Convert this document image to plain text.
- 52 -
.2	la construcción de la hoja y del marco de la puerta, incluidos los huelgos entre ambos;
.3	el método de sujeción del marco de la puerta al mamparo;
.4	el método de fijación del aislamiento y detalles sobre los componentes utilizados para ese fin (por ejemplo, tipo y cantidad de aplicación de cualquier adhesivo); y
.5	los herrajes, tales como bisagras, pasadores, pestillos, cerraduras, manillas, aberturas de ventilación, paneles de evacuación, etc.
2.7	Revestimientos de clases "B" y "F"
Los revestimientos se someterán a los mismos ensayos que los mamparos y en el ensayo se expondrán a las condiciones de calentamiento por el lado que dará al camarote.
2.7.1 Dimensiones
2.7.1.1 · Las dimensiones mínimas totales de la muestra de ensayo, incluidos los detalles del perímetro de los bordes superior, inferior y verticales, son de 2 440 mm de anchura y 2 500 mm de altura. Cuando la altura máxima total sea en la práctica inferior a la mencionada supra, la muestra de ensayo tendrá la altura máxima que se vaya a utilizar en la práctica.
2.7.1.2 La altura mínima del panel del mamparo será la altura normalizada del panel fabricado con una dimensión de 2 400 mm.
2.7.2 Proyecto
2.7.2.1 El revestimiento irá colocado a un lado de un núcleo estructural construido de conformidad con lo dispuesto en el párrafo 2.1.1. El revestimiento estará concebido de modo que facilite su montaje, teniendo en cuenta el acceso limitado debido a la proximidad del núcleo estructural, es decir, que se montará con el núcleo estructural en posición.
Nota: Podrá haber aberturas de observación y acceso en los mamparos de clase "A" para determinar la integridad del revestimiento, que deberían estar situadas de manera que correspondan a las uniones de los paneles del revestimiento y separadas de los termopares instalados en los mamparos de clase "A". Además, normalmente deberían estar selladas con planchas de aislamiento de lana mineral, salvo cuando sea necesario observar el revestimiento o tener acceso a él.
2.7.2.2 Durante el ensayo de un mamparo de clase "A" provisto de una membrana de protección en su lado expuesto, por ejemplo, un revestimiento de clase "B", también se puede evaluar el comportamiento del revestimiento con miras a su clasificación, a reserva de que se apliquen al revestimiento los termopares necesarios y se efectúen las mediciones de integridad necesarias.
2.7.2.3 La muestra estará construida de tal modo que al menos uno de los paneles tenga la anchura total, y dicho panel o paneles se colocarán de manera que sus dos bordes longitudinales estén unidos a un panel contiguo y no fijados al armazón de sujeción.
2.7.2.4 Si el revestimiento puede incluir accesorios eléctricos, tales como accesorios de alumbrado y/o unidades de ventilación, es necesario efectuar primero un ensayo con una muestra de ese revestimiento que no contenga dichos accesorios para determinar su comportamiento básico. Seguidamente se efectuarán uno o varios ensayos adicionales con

+===+

▶ **WRITTEN REQUEST**: Restate the records, all of them, precisely as written.

▶ **ANSWER**:
Convert this document image to plain text.
- 52 -
.2	la construcción de la hoja y del marco de la puerta, incluidos los huelgos entre ambos;
.3	el método de sujeción del marco de la puerta al mamparo;
.4	el método de fijación del aislamiento y detalles sobre los componentes utilizados para ese fin (por ejemplo, tipo y cantidad de aplicación de cualquier adhesivo); y
.5	los herrajes, tales como bisagras, pasadores, pestillos, cerraduras, manillas, aberturas de ventilación, paneles de evacuación, etc.
2.7	Revestimientos de clases "B" y "F"
Los revestimientos se someterán a los mismos ensayos que los mamparos y en el ensayo se expondrán a las condiciones de calentamiento por el lado que dará al camarote.
2.7.1 Dimensiones
2.7.1.1 · Las dimensiones mínimas totales de la muestra de ensayo, incluidos los detalles del perímetro de los bordes superior, inferior y verticales, son de 2 440 mm de anchura y 2 500 mm de altura. Cuando la altura máxima total sea en la práctica inferior a la mencionada supra, la muestra de ensayo tendrá la altura máxima que se vaya a utilizar en la práctica.
2.7.1.2 La altura mínima del panel del mamparo será la altura normalizada del panel fabricado con una dimensión de 2 400 mm.
2.7.2 Proyecto
2.7.2.1 El revestimiento irá colocado a un lado de un núcleo estructural construido de conformidad con lo dispuesto en el párrafo 2.1.1. El revestimiento estará concebido de modo que facilite su montaje, teniendo en cuenta el acceso limitado debido a la proximidad del núcleo estructural, es decir, que se montará con el núcleo estructural en posición.
Nota: Podrá haber aberturas de observación y acceso en los mamparos de clase "A" para determinar la integridad del revestimiento, que deberían estar situadas de manera que correspondan a las uniones de los paneles del revestimiento y separadas de los termopares instalados en los mamparos de clase "A". Además, normalmente deberían estar selladas con planchas de aislamiento de lana mineral, salvo cuando sea necesario observar el revestimiento o tener acceso a él.
2.7.2.2 Durante el ensayo de un mamparo de clase "A" provisto de una membrana de protección en su lado expuesto, por ejemplo, un revestimiento de clase "B", también se puede evaluar el comportamiento del revestimiento con miras a su clasificación, a reserva de que se apliquen al revestimiento los termopares necesarios y se efectúen las mediciones de integridad necesarias.
2.7.2.3 La muestra estará construida de tal modo que al menos uno de los paneles tenga la anchura total, y dicho panel o paneles se colocarán de manera que sus dos bordes longitudinales estén unidos a un panel contiguo y no fijados al armazón de sujeción.
2.7.2.4 Si el revestimiento puede incluir accesorios eléctricos, tales como accesorios de alumbrado y/o unidades de ventilación, es necesario efectuar primero un ensayo con una muestra de ese revestimiento que no contenga dichos accesorios para determinar su comportamiento básico. Seguidamente se efectuarán uno o varios ensayos adicionales con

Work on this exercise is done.